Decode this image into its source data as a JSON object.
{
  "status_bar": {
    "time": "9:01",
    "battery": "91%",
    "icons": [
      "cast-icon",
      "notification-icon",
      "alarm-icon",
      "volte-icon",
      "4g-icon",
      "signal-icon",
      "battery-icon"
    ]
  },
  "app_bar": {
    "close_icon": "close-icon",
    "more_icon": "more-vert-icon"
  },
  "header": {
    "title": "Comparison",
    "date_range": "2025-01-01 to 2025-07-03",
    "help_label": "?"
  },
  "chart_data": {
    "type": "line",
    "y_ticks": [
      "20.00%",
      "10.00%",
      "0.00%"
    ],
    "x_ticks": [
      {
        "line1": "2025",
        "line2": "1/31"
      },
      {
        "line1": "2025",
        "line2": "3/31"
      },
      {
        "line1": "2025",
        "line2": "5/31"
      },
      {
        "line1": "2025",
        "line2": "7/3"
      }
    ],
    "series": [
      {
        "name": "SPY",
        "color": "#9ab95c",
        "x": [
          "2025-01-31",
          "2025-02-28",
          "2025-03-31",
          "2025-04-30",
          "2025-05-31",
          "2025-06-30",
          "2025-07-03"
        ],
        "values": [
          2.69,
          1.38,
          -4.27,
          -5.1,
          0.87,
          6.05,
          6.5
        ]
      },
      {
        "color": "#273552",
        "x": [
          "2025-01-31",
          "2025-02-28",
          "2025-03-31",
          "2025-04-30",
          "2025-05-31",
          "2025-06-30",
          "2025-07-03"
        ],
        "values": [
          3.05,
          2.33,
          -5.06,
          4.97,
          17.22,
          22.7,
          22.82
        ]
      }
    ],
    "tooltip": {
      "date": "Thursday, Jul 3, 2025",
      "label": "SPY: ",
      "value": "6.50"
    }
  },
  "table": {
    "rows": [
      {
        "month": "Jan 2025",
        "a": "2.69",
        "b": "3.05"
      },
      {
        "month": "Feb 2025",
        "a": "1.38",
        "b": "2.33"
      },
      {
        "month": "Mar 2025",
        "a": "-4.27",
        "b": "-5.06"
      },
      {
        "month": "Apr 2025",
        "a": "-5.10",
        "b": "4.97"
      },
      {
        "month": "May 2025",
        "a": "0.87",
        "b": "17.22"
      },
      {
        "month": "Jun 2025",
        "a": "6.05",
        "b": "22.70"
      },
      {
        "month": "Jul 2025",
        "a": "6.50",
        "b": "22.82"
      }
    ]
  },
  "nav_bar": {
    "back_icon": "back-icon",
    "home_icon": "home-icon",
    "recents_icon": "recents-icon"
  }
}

**Prompt:** Give the entries once more, exactly as they appear.

**Output for this task:**
Decode this image into its source data as a JSON object.
{
  "status_bar": {
    "time": "9:01",
    "battery": "91%",
    "icons": [
      "cast-icon",
      "notification-icon",
      "alarm-icon",
      "volte-icon",
      "4g-icon",
      "signal-icon",
      "battery-icon"
    ]
  },
  "app_bar": {
    "close_icon": "close-icon",
    "more_icon": "more-vert-icon"
  },
  "header": {
    "title": "Comparison",
    "date_range": "2025-01-01 to 2025-07-03",
    "help_label": "?"
  },
  "chart_data": {
    "type": "line",
    "y_ticks": [
      "20.00%",
      "10.00%",
      "0.00%"
    ],
    "x_ticks": [
      {
        "line1": "2025",
        "line2": "1/31"
      },
      {
        "line1": "2025",
        "line2": "3/31"
      },
      {
        "line1": "2025",
        "line2": "5/31"
      },
      {
        "line1": "2025",
        "line2": "7/3"
      }
    ],
    "series": [
      {
        "name": "SPY",
        "color": "#9ab95c",
        "x": [
          "2025-01-31",
          "2025-02-28",
          "2025-03-31",
          "2025-04-30",
          "2025-05-31",
          "2025-06-30",
          "2025-07-03"
        ],
        "values": [
          2.69,
          1.38,
          -4.27,
          -5.1,
          0.87,
          6.05,
          6.5
        ]
      },
      {
        "color": "#273552",
        "x": [
          "2025-01-31",
          "2025-02-28",
          "2025-03-31",
          "2025-04-30",
          "2025-05-31",
          "2025-06-30",
          "2025-07-03"
        ],
        "values": [
          3.05,
          2.33,
          -5.06,
          4.97,
          17.22,
          22.7,
          22.82
        ]
      }
    ],
    "tooltip": {
      "date": "Thursday, Jul 3, 2025",
      "label": "SPY: ",
      "value": "6.50"
    }
  },
  "table": {
    "rows": [
      {
        "month": "Jan 2025",
        "a": "2.69",
        "b": "3.05"
      },
      {
        "month": "Feb 2025",
        "a": "1.38",
        "b": "2.33"
      },
      {
        "month": "Mar 2025",
        "a": "-4.27",
        "b": "-5.06"
      },
      {
        "month": "Apr 2025",
        "a": "-5.10",
        "b": "4.97"
      },
      {
        "month": "May 2025",
        "a": "0.87",
        "b": "17.22"
      },
      {
        "month": "Jun 2025",
        "a": "6.05",
        "b": "22.70"
      },
      {
        "month": "Jul 2025",
        "a": "6.50",
        "b": "22.82"
      }
    ]
  },
  "nav_bar": {
    "back_icon": "back-icon",
    "home_icon": "home-icon",
    "recents_icon": "recents-icon"
  }
}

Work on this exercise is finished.